Data provided:
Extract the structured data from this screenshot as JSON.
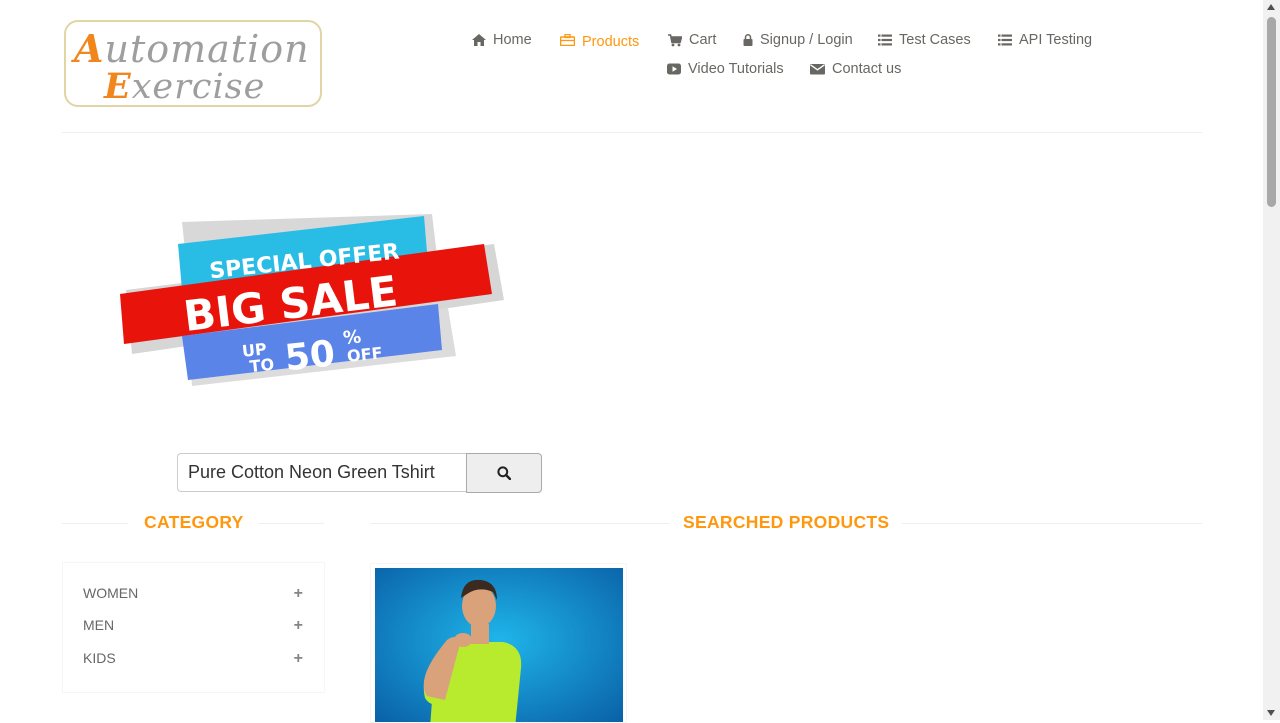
{
  "logo": {
    "line1_cap": "A",
    "line1_rest": "utomation",
    "line2_cap": "E",
    "line2_rest": "xercise"
  },
  "nav": [
    {
      "label": "Home",
      "icon": "home-icon"
    },
    {
      "label": "Products",
      "icon": "briefcase-icon",
      "active": true
    },
    {
      "label": "Cart",
      "icon": "cart-icon"
    },
    {
      "label": "Signup / Login",
      "icon": "lock-icon"
    },
    {
      "label": "Test Cases",
      "icon": "list-icon"
    },
    {
      "label": "API Testing",
      "icon": "list-icon"
    },
    {
      "label": "Video Tutorials",
      "icon": "youtube-play-icon"
    },
    {
      "label": "Contact us",
      "icon": "envelope-icon"
    }
  ],
  "banner": {
    "line1": "SPECIAL OFFER",
    "line2": "BIG SALE",
    "up": "UP",
    "to": "TO",
    "pct": "50",
    "pct_sign": "%",
    "off": "OFF"
  },
  "search": {
    "value": "Pure Cotton Neon Green Tshirt",
    "button_icon": "search-icon"
  },
  "category": {
    "title": "Category",
    "items": [
      {
        "label": "WOMEN"
      },
      {
        "label": "MEN"
      },
      {
        "label": "KIDS"
      }
    ]
  },
  "products": {
    "title": "Searched Products"
  },
  "colors": {
    "accent": "#fe980f",
    "text": "#696763",
    "banner_cyan": "#29bde6",
    "banner_red": "#e8140c",
    "banner_blue": "#5b84e8"
  }
}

Work to complete:
Transcribe every line from the records above without alteration, and leave out the images.

Answer for this exercise:
Extract the structured data from this screenshot as JSON.
{
  "logo": {
    "line1_cap": "A",
    "line1_rest": "utomation",
    "line2_cap": "E",
    "line2_rest": "xercise"
  },
  "nav": [
    {
      "label": "Home",
      "icon": "home-icon"
    },
    {
      "label": "Products",
      "icon": "briefcase-icon",
      "active": true
    },
    {
      "label": "Cart",
      "icon": "cart-icon"
    },
    {
      "label": "Signup / Login",
      "icon": "lock-icon"
    },
    {
      "label": "Test Cases",
      "icon": "list-icon"
    },
    {
      "label": "API Testing",
      "icon": "list-icon"
    },
    {
      "label": "Video Tutorials",
      "icon": "youtube-play-icon"
    },
    {
      "label": "Contact us",
      "icon": "envelope-icon"
    }
  ],
  "banner": {
    "line1": "SPECIAL OFFER",
    "line2": "BIG SALE",
    "up": "UP",
    "to": "TO",
    "pct": "50",
    "pct_sign": "%",
    "off": "OFF"
  },
  "search": {
    "value": "Pure Cotton Neon Green Tshirt",
    "button_icon": "search-icon"
  },
  "category": {
    "title": "Category",
    "items": [
      {
        "label": "WOMEN"
      },
      {
        "label": "MEN"
      },
      {
        "label": "KIDS"
      }
    ]
  },
  "products": {
    "title": "Searched Products"
  },
  "colors": {
    "accent": "#fe980f",
    "text": "#696763",
    "banner_cyan": "#29bde6",
    "banner_red": "#e8140c",
    "banner_blue": "#5b84e8"
  }
}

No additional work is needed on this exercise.